--- BEGIN RECORDED INFORMATION ---

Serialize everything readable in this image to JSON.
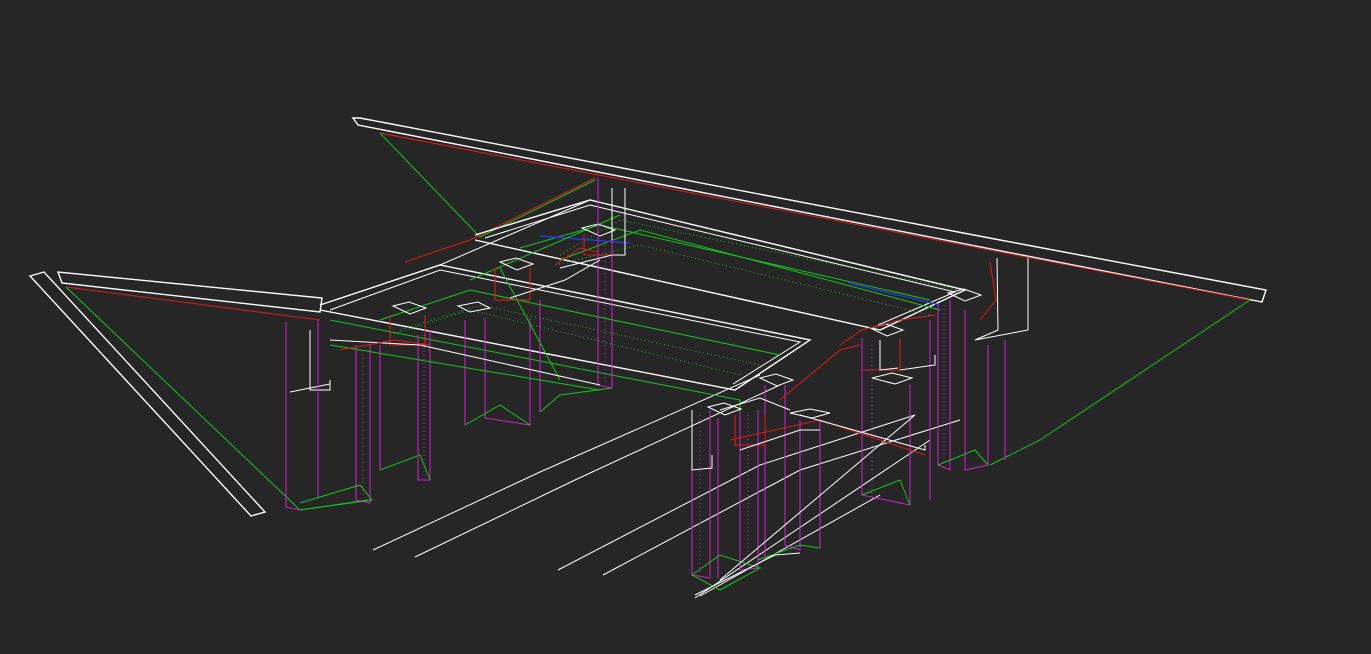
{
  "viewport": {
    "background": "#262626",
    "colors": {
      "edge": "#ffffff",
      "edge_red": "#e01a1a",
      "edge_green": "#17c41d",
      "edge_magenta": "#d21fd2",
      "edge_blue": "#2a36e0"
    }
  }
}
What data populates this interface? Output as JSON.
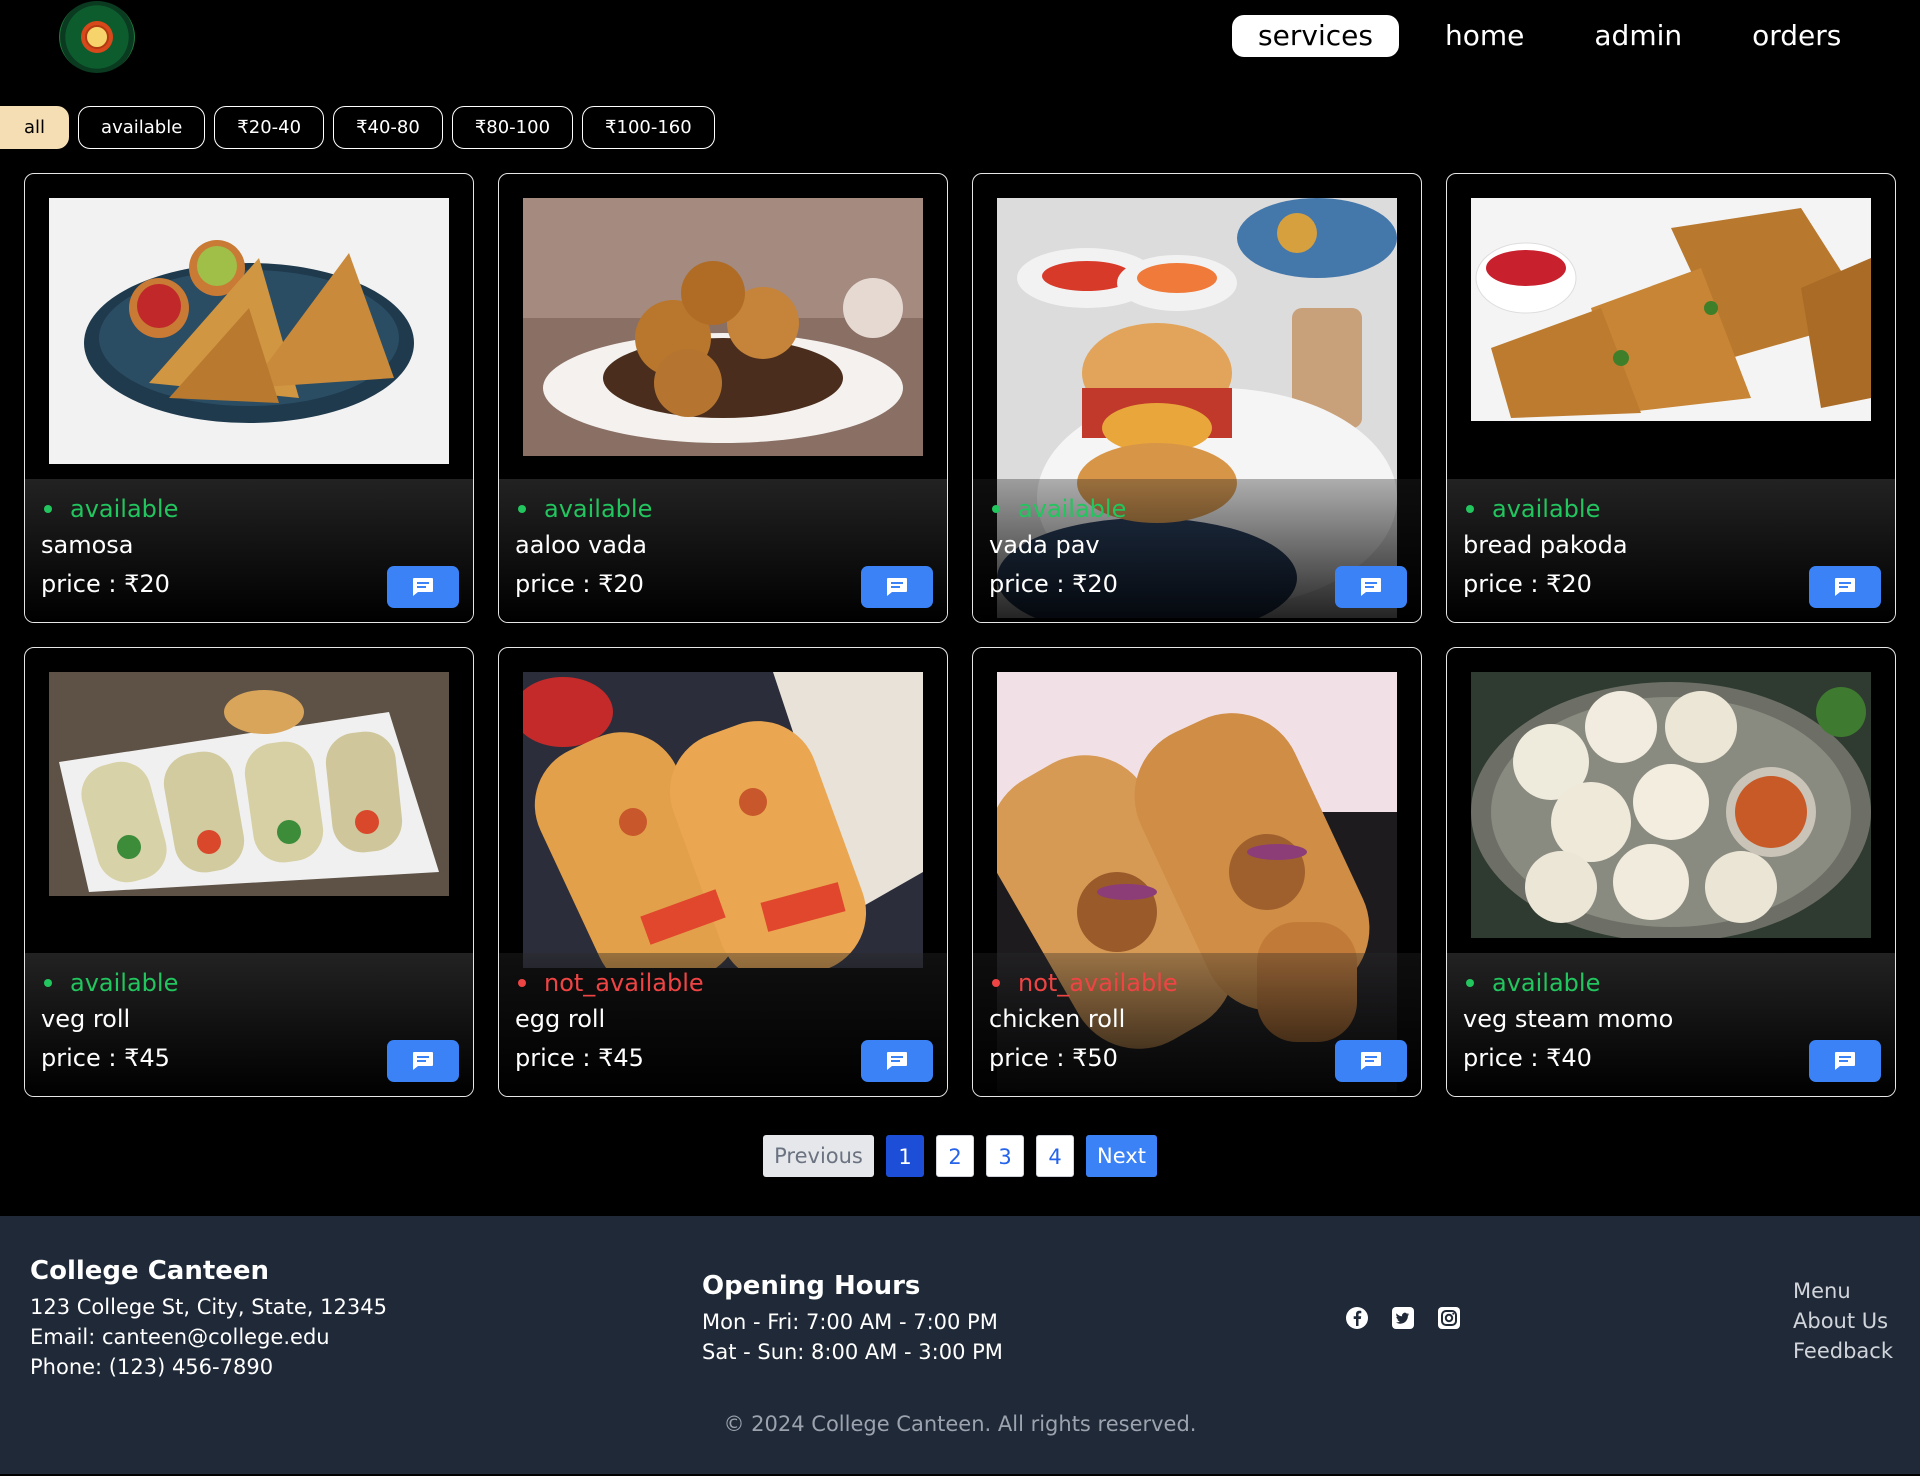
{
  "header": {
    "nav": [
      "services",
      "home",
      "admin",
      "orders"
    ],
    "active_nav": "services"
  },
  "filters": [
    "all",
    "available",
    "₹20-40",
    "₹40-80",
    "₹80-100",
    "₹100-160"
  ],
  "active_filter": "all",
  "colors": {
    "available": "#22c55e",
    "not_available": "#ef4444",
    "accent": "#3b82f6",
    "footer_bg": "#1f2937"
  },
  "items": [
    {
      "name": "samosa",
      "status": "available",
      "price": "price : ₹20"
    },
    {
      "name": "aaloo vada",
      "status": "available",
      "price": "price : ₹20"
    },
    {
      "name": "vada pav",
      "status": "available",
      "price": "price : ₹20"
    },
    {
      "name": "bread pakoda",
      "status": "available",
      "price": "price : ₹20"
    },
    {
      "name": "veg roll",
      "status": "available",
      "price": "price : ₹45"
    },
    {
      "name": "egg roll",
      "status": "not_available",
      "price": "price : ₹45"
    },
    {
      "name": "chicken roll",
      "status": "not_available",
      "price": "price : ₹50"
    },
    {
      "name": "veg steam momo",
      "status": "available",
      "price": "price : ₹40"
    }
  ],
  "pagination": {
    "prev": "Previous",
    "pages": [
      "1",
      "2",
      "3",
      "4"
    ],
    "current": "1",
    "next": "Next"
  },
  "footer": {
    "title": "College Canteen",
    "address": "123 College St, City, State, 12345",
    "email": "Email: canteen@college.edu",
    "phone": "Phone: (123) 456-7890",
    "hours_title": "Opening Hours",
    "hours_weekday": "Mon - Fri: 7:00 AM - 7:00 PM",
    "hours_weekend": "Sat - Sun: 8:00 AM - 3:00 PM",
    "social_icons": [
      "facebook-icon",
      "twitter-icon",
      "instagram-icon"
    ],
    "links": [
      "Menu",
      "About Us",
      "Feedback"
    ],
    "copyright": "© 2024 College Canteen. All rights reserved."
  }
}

--- END RECORDED INFORMATION ---

• **PROBLEM**: Repeat the material above verbatim, with no pictures in the output.

• **PROBLEM SOLUTION**:
Serialize everything readable in this image to JSON.
{
  "viewport": {
    "background": "#262626",
    "colors": {
      "edge": "#ffffff",
      "edge_red": "#e01a1a",
      "edge_green": "#17c41d",
      "edge_magenta": "#d21fd2",
      "edge_blue": "#2a36e0"
    }
  }
}
What data populates this interface? Output as JSON.
{
  "header": {
    "nav": [
      "services",
      "home",
      "admin",
      "orders"
    ],
    "active_nav": "services"
  },
  "filters": [
    "all",
    "available",
    "₹20-40",
    "₹40-80",
    "₹80-100",
    "₹100-160"
  ],
  "active_filter": "all",
  "colors": {
    "available": "#22c55e",
    "not_available": "#ef4444",
    "accent": "#3b82f6",
    "footer_bg": "#1f2937"
  },
  "items": [
    {
      "name": "samosa",
      "status": "available",
      "price": "price : ₹20"
    },
    {
      "name": "aaloo vada",
      "status": "available",
      "price": "price : ₹20"
    },
    {
      "name": "vada pav",
      "status": "available",
      "price": "price : ₹20"
    },
    {
      "name": "bread pakoda",
      "status": "available",
      "price": "price : ₹20"
    },
    {
      "name": "veg roll",
      "status": "available",
      "price": "price : ₹45"
    },
    {
      "name": "egg roll",
      "status": "not_available",
      "price": "price : ₹45"
    },
    {
      "name": "chicken roll",
      "status": "not_available",
      "price": "price : ₹50"
    },
    {
      "name": "veg steam momo",
      "status": "available",
      "price": "price : ₹40"
    }
  ],
  "pagination": {
    "prev": "Previous",
    "pages": [
      "1",
      "2",
      "3",
      "4"
    ],
    "current": "1",
    "next": "Next"
  },
  "footer": {
    "title": "College Canteen",
    "address": "123 College St, City, State, 12345",
    "email": "Email: canteen@college.edu",
    "phone": "Phone: (123) 456-7890",
    "hours_title": "Opening Hours",
    "hours_weekday": "Mon - Fri: 7:00 AM - 7:00 PM",
    "hours_weekend": "Sat - Sun: 8:00 AM - 3:00 PM",
    "social_icons": [
      "facebook-icon",
      "twitter-icon",
      "instagram-icon"
    ],
    "links": [
      "Menu",
      "About Us",
      "Feedback"
    ],
    "copyright": "© 2024 College Canteen. All rights reserved."
  }
}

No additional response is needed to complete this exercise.